## start
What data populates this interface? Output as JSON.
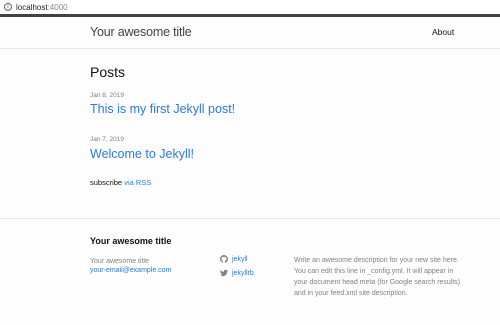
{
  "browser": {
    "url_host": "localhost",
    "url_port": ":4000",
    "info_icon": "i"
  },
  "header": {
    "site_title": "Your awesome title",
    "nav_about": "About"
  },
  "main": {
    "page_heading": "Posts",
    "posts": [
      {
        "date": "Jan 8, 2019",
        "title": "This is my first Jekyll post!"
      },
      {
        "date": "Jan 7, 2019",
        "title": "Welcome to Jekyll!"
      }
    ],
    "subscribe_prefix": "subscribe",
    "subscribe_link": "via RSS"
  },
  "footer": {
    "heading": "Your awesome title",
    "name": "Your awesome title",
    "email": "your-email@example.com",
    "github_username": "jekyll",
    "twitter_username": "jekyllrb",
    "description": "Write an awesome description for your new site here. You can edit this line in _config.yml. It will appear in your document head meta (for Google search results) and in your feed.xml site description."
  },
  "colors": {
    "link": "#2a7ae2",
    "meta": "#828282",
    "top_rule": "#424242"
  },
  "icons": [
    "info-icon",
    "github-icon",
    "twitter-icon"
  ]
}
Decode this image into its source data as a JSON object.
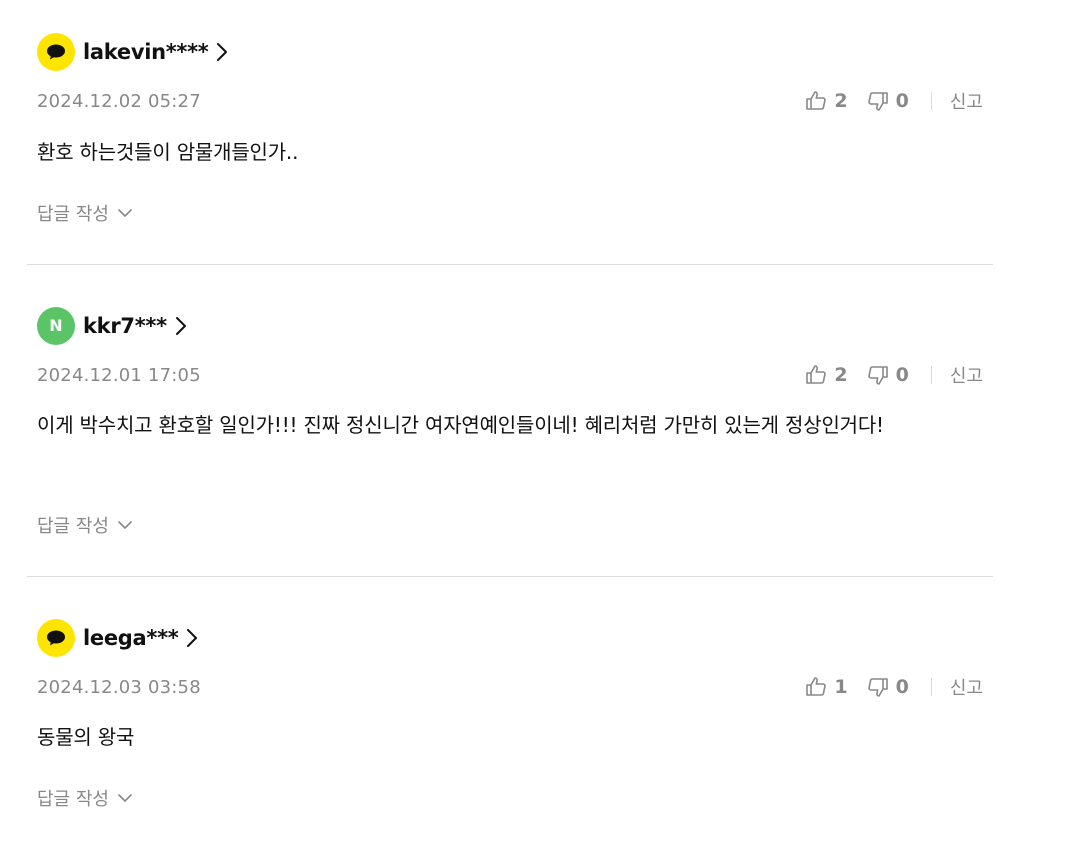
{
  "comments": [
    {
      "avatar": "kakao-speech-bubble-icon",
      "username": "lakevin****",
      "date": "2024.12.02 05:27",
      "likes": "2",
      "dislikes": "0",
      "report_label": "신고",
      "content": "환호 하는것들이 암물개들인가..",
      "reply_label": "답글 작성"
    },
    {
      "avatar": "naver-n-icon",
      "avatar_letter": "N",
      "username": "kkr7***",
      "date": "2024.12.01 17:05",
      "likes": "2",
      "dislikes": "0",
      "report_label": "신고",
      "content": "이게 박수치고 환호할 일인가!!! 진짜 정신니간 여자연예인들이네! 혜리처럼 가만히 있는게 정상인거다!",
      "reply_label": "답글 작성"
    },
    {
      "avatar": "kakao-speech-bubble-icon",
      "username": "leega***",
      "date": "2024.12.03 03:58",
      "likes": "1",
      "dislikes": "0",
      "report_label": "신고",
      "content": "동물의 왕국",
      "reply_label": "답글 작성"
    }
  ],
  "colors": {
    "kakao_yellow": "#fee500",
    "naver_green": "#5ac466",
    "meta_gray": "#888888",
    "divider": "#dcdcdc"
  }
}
## end
Output the lines above in full and exactly as given, omitting any pictures.

What data populates this interface? Output as JSON.
{
  "browser": {
    "url_host": "localhost",
    "url_port": ":4000",
    "info_icon": "i"
  },
  "header": {
    "site_title": "Your awesome title",
    "nav_about": "About"
  },
  "main": {
    "page_heading": "Posts",
    "posts": [
      {
        "date": "Jan 8, 2019",
        "title": "This is my first Jekyll post!"
      },
      {
        "date": "Jan 7, 2019",
        "title": "Welcome to Jekyll!"
      }
    ],
    "subscribe_prefix": "subscribe",
    "subscribe_link": "via RSS"
  },
  "footer": {
    "heading": "Your awesome title",
    "name": "Your awesome title",
    "email": "your-email@example.com",
    "github_username": "jekyll",
    "twitter_username": "jekyllrb",
    "description": "Write an awesome description for your new site here. You can edit this line in _config.yml. It will appear in your document head meta (for Google search results) and in your feed.xml site description."
  },
  "colors": {
    "link": "#2a7ae2",
    "meta": "#828282",
    "top_rule": "#424242"
  },
  "icons": [
    "info-icon",
    "github-icon",
    "twitter-icon"
  ]
}
Decode this image into its source data as a JSON object.
{
  "comments": [
    {
      "avatar": "kakao-speech-bubble-icon",
      "username": "lakevin****",
      "date": "2024.12.02 05:27",
      "likes": "2",
      "dislikes": "0",
      "report_label": "신고",
      "content": "환호 하는것들이 암물개들인가..",
      "reply_label": "답글 작성"
    },
    {
      "avatar": "naver-n-icon",
      "avatar_letter": "N",
      "username": "kkr7***",
      "date": "2024.12.01 17:05",
      "likes": "2",
      "dislikes": "0",
      "report_label": "신고",
      "content": "이게 박수치고 환호할 일인가!!! 진짜 정신니간 여자연예인들이네! 혜리처럼 가만히 있는게 정상인거다!",
      "reply_label": "답글 작성"
    },
    {
      "avatar": "kakao-speech-bubble-icon",
      "username": "leega***",
      "date": "2024.12.03 03:58",
      "likes": "1",
      "dislikes": "0",
      "report_label": "신고",
      "content": "동물의 왕국",
      "reply_label": "답글 작성"
    }
  ],
  "colors": {
    "kakao_yellow": "#fee500",
    "naver_green": "#5ac466",
    "meta_gray": "#888888",
    "divider": "#dcdcdc"
  }
}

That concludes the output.